▸ SET PROBLEM
Hunt for the word "always" across the entries below, copying each line that holds it.

+===+

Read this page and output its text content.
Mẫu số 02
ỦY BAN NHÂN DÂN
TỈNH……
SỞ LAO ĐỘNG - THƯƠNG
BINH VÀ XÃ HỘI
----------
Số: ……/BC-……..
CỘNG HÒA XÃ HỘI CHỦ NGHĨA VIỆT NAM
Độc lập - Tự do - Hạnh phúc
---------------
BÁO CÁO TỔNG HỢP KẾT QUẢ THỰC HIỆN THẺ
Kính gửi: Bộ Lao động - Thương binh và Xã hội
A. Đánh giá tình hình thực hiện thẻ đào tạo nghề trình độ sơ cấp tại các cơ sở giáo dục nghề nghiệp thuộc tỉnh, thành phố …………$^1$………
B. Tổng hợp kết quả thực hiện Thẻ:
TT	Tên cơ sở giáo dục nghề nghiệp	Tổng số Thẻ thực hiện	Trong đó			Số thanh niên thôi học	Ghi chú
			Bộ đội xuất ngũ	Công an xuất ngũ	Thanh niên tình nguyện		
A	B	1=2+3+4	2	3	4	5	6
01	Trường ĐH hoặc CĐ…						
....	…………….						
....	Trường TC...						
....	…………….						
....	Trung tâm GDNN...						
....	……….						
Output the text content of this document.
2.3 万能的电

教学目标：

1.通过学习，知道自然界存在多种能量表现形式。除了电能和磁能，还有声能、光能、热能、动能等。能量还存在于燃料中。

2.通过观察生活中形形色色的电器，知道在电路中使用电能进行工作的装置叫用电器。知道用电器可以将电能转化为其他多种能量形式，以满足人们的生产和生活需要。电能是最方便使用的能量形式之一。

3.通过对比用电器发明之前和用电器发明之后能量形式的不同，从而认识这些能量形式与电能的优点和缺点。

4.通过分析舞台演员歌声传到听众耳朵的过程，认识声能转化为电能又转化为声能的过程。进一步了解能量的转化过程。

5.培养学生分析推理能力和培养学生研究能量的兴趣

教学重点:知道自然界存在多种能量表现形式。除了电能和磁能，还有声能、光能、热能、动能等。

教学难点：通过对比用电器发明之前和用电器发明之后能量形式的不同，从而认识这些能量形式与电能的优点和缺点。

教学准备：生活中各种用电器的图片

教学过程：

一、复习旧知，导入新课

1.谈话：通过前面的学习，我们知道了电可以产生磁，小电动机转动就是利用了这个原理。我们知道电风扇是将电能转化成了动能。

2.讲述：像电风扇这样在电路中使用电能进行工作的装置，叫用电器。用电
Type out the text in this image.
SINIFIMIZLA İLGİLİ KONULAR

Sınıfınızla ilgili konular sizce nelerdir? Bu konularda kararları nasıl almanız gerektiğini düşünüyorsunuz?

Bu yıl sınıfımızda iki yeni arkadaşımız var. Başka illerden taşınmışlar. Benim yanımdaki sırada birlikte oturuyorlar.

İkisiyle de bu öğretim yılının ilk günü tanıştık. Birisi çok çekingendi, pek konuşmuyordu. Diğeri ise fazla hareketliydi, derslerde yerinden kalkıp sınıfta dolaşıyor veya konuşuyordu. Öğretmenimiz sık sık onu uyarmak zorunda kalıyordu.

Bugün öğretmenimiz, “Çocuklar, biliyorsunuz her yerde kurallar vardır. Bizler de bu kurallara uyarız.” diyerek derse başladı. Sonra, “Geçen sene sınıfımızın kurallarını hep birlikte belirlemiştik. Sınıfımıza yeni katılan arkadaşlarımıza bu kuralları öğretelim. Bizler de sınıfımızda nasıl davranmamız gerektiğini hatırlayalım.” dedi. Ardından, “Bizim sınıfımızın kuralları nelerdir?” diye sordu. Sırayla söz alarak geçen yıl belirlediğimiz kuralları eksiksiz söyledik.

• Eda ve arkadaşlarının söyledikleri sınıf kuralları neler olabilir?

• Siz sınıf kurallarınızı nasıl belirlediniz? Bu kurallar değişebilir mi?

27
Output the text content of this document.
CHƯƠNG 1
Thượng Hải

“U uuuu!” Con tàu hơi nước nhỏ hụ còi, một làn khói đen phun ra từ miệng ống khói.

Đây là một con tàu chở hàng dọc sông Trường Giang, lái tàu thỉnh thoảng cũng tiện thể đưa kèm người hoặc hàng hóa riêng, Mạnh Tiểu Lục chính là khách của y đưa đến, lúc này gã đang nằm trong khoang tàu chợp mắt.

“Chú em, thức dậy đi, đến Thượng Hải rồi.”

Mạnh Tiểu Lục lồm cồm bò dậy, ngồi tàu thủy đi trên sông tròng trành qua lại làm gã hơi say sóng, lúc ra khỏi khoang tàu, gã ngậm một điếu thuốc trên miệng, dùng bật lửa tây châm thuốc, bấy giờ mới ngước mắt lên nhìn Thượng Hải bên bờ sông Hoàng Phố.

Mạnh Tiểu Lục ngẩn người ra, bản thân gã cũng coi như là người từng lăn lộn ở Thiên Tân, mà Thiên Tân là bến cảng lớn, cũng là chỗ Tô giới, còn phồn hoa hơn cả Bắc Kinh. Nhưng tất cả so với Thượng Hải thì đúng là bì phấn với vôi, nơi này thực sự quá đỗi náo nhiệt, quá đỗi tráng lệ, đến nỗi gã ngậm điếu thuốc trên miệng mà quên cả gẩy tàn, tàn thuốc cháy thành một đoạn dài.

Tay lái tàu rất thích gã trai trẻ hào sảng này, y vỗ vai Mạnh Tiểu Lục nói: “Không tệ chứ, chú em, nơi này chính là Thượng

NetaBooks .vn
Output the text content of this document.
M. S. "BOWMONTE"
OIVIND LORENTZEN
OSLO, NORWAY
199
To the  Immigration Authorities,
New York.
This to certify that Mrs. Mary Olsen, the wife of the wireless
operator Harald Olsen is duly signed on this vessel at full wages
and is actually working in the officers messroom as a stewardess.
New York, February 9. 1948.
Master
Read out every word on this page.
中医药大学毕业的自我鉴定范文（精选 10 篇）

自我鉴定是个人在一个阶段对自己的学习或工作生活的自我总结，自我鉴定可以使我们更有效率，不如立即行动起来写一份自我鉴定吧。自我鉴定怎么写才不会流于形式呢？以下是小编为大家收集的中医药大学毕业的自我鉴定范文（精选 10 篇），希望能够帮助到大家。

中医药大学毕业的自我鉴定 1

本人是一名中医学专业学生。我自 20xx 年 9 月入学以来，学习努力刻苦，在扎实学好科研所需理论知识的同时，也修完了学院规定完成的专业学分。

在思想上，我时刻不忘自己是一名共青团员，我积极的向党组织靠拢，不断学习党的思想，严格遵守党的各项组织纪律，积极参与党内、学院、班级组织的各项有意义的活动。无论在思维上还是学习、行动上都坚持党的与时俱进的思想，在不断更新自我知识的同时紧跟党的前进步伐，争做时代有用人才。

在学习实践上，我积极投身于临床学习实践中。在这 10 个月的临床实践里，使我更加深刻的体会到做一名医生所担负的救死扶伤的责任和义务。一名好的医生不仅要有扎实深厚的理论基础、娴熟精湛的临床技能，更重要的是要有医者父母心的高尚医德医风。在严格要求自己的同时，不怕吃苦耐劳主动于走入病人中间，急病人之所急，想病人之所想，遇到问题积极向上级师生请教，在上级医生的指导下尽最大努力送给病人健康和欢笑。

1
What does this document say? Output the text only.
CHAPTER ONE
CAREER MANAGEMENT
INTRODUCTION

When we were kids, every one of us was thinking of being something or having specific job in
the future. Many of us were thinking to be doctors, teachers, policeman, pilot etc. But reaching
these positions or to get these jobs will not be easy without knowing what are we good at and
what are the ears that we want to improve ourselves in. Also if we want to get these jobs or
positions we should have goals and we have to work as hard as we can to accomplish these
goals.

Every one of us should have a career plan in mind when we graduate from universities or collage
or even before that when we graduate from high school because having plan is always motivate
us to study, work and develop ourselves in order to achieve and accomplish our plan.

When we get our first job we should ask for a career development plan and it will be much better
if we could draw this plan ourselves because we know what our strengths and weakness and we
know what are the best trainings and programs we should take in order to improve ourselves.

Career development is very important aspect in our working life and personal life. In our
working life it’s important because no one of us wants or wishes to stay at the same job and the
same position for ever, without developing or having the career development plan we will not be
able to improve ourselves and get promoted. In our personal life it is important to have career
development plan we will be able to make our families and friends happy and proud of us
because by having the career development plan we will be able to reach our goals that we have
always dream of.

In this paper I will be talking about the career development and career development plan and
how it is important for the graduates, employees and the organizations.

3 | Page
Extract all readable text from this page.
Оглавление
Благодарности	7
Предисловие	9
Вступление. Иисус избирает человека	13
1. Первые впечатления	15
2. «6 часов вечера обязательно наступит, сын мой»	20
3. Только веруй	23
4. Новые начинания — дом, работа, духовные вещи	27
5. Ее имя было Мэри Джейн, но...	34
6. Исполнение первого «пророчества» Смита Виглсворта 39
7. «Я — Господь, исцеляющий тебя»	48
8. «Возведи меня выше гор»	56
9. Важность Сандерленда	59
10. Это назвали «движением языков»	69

+===+

▸ TASK SOLUTION
or even before that when we graduate from high school because having plan is always motivate
always dream of.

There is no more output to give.